* **Problem description**: Print the lines of the material from the one containing "229, 756, 251]" through the one containing "498, 135, 520]", with both of those lines included and nothing changed.

## Start Material shown

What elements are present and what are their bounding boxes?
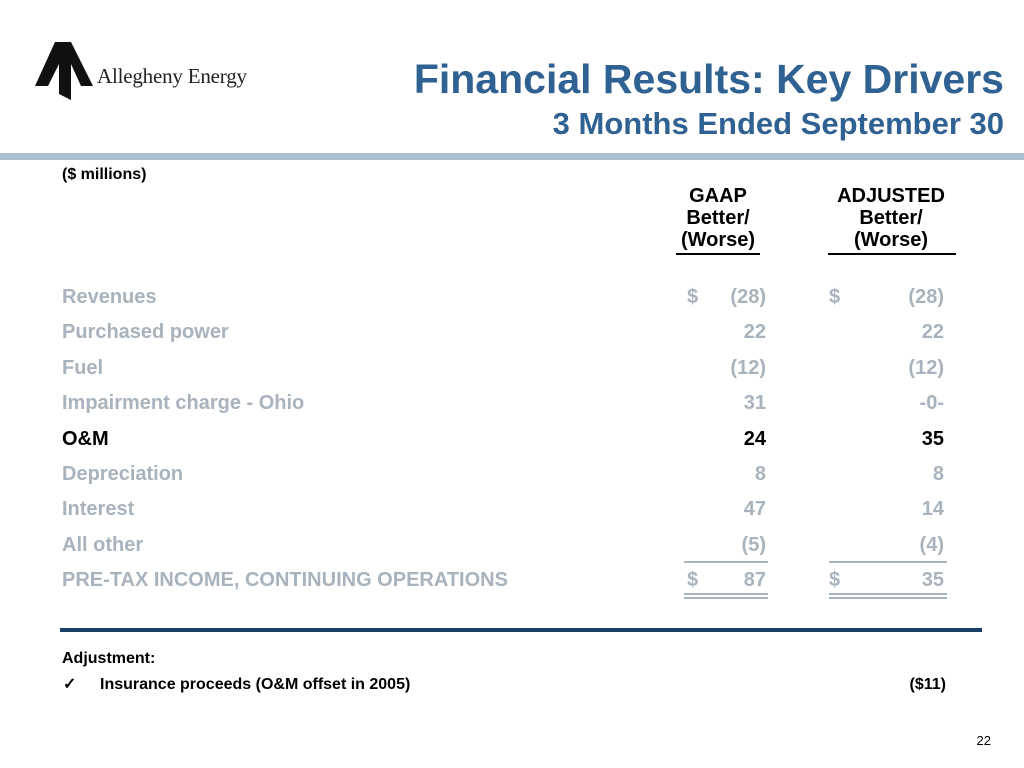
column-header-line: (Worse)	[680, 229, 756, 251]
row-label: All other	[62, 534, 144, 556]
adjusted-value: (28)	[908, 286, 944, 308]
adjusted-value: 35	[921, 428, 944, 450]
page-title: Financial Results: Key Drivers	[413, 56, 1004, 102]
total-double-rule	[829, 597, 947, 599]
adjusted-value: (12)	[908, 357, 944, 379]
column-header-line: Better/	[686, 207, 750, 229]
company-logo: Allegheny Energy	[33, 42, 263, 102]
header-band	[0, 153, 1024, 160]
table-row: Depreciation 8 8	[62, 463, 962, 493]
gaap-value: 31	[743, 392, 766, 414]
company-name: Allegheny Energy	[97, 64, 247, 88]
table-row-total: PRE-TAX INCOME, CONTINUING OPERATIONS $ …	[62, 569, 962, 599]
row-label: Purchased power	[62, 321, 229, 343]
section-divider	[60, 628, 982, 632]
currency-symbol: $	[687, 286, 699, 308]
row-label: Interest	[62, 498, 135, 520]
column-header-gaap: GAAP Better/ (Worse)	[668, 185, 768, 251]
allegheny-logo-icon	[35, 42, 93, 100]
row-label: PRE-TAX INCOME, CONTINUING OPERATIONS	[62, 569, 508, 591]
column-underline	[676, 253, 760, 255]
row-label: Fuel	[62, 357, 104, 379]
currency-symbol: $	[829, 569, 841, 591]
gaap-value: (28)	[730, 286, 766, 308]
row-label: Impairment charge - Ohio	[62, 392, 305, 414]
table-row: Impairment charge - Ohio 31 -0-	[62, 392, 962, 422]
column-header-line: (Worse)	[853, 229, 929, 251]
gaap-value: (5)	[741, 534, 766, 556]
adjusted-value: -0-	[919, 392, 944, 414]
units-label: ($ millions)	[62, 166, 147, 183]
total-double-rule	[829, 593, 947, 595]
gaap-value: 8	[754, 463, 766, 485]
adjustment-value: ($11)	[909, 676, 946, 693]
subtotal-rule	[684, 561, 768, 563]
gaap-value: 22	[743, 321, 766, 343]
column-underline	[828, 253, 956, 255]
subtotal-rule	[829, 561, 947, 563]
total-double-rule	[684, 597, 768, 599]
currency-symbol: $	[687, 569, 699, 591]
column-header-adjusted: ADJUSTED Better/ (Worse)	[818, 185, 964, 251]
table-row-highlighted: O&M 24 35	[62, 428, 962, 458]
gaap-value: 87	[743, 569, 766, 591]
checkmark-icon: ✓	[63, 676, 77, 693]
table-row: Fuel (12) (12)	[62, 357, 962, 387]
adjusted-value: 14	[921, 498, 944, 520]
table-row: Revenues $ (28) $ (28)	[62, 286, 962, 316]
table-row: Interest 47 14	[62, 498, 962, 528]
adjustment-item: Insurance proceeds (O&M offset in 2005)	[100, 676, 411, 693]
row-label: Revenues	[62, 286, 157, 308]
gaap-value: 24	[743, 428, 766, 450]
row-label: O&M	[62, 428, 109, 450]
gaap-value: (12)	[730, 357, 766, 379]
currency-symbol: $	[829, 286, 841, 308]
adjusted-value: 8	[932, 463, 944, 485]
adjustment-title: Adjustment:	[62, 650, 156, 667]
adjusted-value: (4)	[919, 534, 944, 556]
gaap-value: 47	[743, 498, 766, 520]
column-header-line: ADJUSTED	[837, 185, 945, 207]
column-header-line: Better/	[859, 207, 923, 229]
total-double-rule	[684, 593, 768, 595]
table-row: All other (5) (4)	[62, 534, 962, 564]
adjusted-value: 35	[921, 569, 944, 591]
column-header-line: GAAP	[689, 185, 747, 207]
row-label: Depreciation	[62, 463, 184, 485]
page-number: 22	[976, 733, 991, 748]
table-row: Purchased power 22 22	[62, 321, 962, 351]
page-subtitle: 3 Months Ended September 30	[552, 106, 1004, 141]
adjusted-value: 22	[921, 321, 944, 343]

## End Material shown

* **Answer for the task**:
column-header-line: (Worse)	[680, 229, 756, 251]
row-label: All other	[62, 534, 144, 556]
adjusted-value: (28)	[908, 286, 944, 308]
adjusted-value: 35	[921, 428, 944, 450]
page-title: Financial Results: Key Drivers	[413, 56, 1004, 102]
total-double-rule	[829, 597, 947, 599]
adjusted-value: (12)	[908, 357, 944, 379]
column-header-line: Better/	[686, 207, 750, 229]
company-logo: Allegheny Energy	[33, 42, 263, 102]
header-band	[0, 153, 1024, 160]
table-row: Depreciation 8 8	[62, 463, 962, 493]
gaap-value: 31	[743, 392, 766, 414]
company-name: Allegheny Energy	[97, 64, 247, 88]
table-row-total: PRE-TAX INCOME, CONTINUING OPERATIONS $ …	[62, 569, 962, 599]
row-label: Purchased power	[62, 321, 229, 343]
section-divider	[60, 628, 982, 632]
currency-symbol: $	[687, 286, 699, 308]
row-label: Interest	[62, 498, 135, 520]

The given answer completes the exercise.